## START
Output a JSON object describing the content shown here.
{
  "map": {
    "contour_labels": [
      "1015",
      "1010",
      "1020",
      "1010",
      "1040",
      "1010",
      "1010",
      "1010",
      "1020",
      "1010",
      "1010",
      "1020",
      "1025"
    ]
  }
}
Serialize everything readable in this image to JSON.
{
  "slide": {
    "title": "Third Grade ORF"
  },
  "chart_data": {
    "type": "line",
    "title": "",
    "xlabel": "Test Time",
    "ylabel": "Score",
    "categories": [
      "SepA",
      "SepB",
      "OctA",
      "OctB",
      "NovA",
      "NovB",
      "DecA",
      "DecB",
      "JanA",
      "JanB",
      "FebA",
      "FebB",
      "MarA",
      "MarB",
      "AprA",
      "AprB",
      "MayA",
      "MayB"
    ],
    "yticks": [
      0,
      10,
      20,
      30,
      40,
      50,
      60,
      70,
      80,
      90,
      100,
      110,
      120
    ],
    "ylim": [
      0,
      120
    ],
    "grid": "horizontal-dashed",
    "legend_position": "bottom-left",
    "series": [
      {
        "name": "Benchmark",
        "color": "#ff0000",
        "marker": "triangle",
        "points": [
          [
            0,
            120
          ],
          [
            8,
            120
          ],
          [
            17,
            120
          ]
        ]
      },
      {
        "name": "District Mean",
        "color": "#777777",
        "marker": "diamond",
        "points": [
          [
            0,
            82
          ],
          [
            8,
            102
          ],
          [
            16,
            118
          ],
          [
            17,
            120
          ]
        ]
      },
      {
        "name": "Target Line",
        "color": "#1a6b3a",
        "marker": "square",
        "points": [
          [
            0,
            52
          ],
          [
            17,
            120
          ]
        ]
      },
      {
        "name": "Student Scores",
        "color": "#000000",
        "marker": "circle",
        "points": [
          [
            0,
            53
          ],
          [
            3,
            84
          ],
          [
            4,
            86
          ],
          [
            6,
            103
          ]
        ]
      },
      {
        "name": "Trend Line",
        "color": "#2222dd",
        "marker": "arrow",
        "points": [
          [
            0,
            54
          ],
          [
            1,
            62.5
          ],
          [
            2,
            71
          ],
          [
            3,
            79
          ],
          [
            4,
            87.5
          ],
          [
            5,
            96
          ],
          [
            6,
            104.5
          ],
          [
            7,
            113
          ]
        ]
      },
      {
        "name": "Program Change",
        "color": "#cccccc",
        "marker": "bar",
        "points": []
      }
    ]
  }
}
## END
● AIM: Provide the number of lines containing the string "JSON", with no other output.

● OUTPUT: 2